## Materials provided
· · · · ·

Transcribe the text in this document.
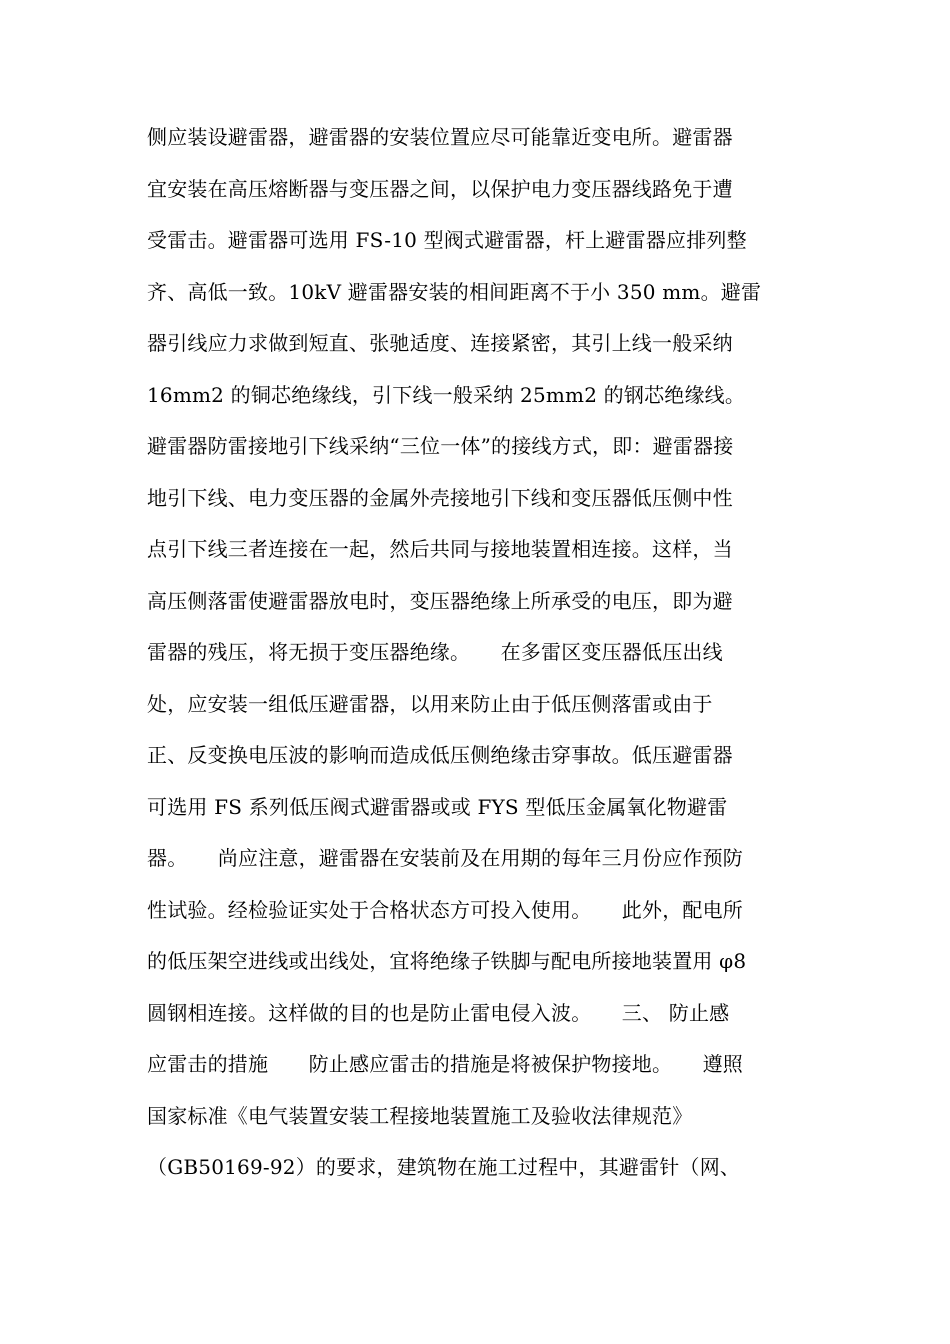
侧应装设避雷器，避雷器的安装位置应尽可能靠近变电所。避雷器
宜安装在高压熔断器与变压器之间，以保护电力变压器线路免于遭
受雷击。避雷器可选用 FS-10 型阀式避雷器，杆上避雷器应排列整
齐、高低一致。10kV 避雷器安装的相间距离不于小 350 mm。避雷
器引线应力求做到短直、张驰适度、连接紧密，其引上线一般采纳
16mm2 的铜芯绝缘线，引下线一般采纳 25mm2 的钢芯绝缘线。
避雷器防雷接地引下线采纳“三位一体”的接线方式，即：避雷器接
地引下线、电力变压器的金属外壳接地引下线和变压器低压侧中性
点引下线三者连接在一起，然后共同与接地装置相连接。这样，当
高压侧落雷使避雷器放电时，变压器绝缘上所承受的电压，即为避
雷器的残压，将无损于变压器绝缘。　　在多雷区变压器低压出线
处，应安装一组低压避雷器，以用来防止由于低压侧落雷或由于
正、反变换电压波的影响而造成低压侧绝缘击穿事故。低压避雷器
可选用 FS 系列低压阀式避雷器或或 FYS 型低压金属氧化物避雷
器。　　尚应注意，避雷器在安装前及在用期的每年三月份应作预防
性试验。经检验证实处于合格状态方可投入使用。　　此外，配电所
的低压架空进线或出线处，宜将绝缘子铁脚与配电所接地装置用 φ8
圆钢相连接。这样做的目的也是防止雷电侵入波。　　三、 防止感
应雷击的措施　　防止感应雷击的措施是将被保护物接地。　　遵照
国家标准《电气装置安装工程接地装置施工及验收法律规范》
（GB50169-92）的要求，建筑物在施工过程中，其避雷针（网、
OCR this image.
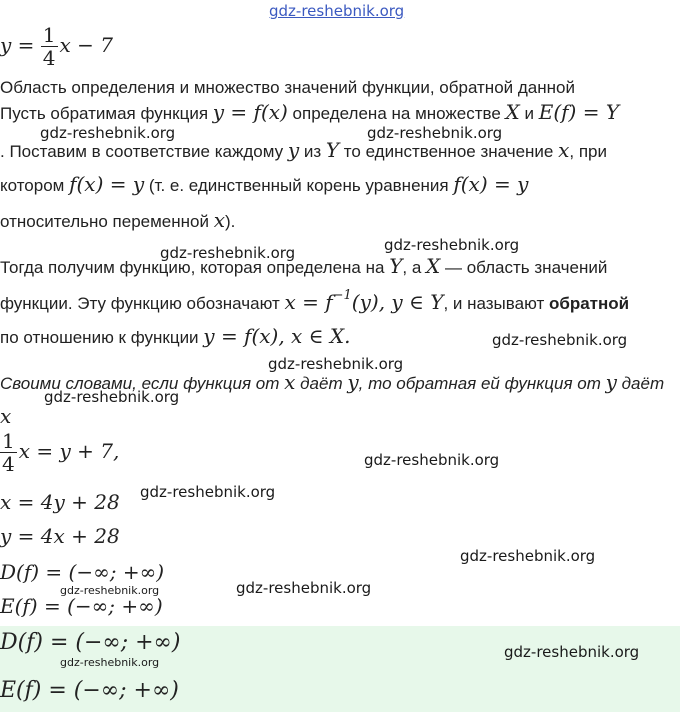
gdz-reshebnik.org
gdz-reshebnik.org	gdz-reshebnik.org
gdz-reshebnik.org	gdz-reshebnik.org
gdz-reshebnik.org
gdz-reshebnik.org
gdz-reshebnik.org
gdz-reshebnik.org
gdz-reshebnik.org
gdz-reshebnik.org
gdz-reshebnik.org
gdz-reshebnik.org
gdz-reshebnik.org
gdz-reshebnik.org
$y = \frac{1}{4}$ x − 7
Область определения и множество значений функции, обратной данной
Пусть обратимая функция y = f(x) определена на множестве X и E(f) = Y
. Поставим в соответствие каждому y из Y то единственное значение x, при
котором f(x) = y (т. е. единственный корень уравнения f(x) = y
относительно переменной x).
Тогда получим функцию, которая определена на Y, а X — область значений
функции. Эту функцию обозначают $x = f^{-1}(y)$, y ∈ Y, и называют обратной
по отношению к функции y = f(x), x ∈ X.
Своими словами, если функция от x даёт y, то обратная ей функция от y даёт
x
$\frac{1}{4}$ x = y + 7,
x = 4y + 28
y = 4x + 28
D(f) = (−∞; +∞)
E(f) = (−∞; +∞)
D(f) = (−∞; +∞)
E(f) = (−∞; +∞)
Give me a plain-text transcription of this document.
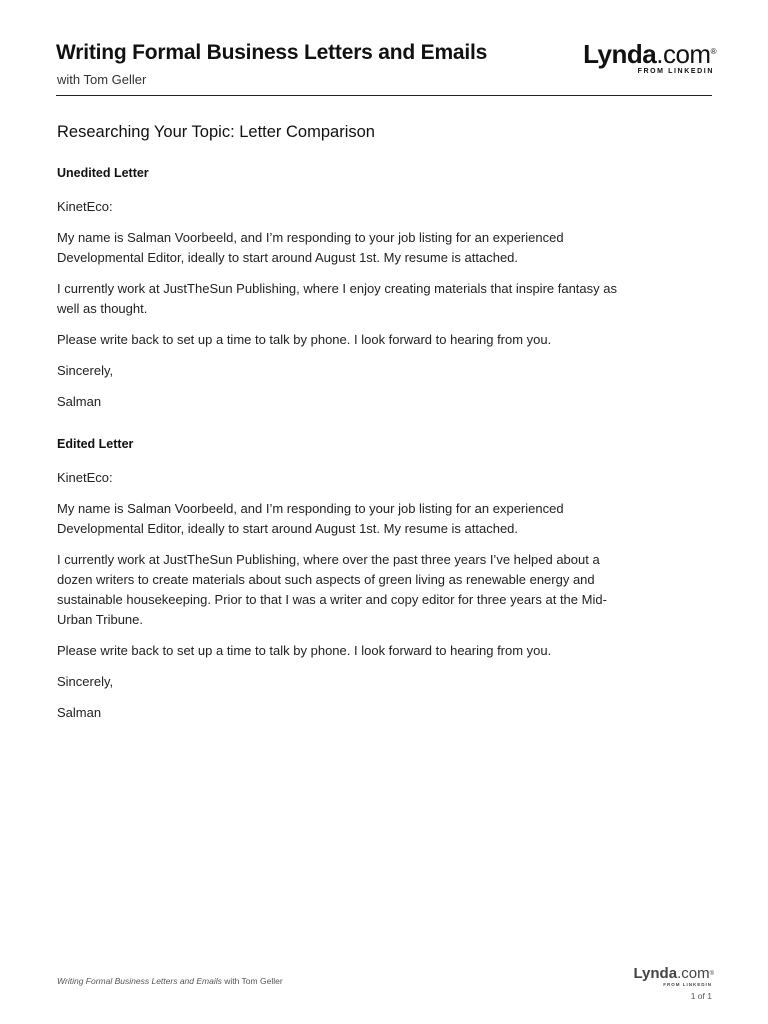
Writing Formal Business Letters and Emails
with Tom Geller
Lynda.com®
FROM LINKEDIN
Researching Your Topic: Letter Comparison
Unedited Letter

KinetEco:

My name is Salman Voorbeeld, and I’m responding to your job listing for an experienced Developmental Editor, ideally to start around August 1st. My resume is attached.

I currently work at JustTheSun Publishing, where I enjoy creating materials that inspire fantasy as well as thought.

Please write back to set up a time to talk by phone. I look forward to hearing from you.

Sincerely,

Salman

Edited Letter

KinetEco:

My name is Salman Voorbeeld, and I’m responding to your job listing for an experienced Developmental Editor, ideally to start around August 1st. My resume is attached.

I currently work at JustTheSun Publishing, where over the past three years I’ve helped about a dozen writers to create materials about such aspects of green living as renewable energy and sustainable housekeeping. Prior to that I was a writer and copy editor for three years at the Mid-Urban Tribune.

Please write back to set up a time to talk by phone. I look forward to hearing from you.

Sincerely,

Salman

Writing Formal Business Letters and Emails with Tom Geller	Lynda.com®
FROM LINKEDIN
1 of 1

· · · · ·

## Requirements
Extract the full listing exactly, with the pictures left out.

## Correct result
Transcribe the text in this document.
侧应装设避雷器，避雷器的安装位置应尽可能靠近变电所。避雷器
宜安装在高压熔断器与变压器之间，以保护电力变压器线路免于遭
受雷击。避雷器可选用 FS-10 型阀式避雷器，杆上避雷器应排列整
齐、高低一致。10kV 避雷器安装的相间距离不于小 350 mm。避雷
器引线应力求做到短直、张驰适度、连接紧密，其引上线一般采纳
16mm2 的铜芯绝缘线，引下线一般采纳 25mm2 的钢芯绝缘线。
避雷器防雷接地引下线采纳“三位一体”的接线方式，即：避雷器接
地引下线、电力变压器的金属外壳接地引下线和变压器低压侧中性
点引下线三者连接在一起，然后共同与接地装置相连接。这样，当
高压侧落雷使避雷器放电时，变压器绝缘上所承受的电压，即为避
雷器的残压，将无损于变压器绝缘。　　在多雷区变压器低压出线
处，应安装一组低压避雷器，以用来防止由于低压侧落雷或由于
正、反变换电压波的影响而造成低压侧绝缘击穿事故。低压避雷器
可选用 FS 系列低压阀式避雷器或或 FYS 型低压金属氧化物避雷
器。　　尚应注意，避雷器在安装前及在用期的每年三月份应作预防
性试验。经检验证实处于合格状态方可投入使用。　　此外，配电所
的低压架空进线或出线处，宜将绝缘子铁脚与配电所接地装置用 φ8
圆钢相连接。这样做的目的也是防止雷电侵入波。　　三、 防止感
应雷击的措施　　防止感应雷击的措施是将被保护物接地。　　遵照
国家标准《电气装置安装工程接地装置施工及验收法律规范》
（GB50169-92）的要求，建筑物在施工过程中，其避雷针（网、
OCR this image.
gdz-reshebnik.org
gdz-reshebnik.org	gdz-reshebnik.org
gdz-reshebnik.org	gdz-reshebnik.org
gdz-reshebnik.org
gdz-reshebnik.org
gdz-reshebnik.org
gdz-reshebnik.org
gdz-reshebnik.org
gdz-reshebnik.org
gdz-reshebnik.org
gdz-reshebnik.org
gdz-reshebnik.org
gdz-reshebnik.org
$y = \frac{1}{4}$ x − 7
Область определения и множество значений функции, обратной данной
Пусть обратимая функция y = f(x) определена на множестве X и E(f) = Y
. Поставим в соответствие каждому y из Y то единственное значение x, при
котором f(x) = y (т. е. единственный корень уравнения f(x) = y
относительно переменной x).
Тогда получим функцию, которая определена на Y, а X — область значений
функции. Эту функцию обозначают $x = f^{-1}(y)$, y ∈ Y, и называют обратной
по отношению к функции y = f(x), x ∈ X.
Своими словами, если функция от x даёт y, то обратная ей функция от y даёт
x
$\frac{1}{4}$ x = y + 7,
x = 4y + 28
y = 4x + 28
D(f) = (−∞; +∞)
E(f) = (−∞; +∞)
D(f) = (−∞; +∞)
E(f) = (−∞; +∞)
Give me a plain-text transcription of this document.
Writing Formal Business Letters and Emails
with Tom Geller
Lynda.com®
FROM LINKEDIN
Researching Your Topic: Letter Comparison
Unedited Letter

KinetEco:

My name is Salman Voorbeeld, and I’m responding to your job listing for an experienced Developmental Editor, ideally to start around August 1st. My resume is attached.

I currently work at JustTheSun Publishing, where I enjoy creating materials that inspire fantasy as well as thought.

Please write back to set up a time to talk by phone. I look forward to hearing from you.

Sincerely,

Salman

Edited Letter

KinetEco:

My name is Salman Voorbeeld, and I’m responding to your job listing for an experienced Developmental Editor, ideally to start around August 1st. My resume is attached.

I currently work at JustTheSun Publishing, where over the past three years I’ve helped about a dozen writers to create materials about such aspects of green living as renewable energy and sustainable housekeeping. Prior to that I was a writer and copy editor for three years at the Mid-Urban Tribune.

Please write back to set up a time to talk by phone. I look forward to hearing from you.

Sincerely,

Salman

Writing Formal Business Letters and Emails with Tom Geller	Lynda.com®
FROM LINKEDIN
1 of 1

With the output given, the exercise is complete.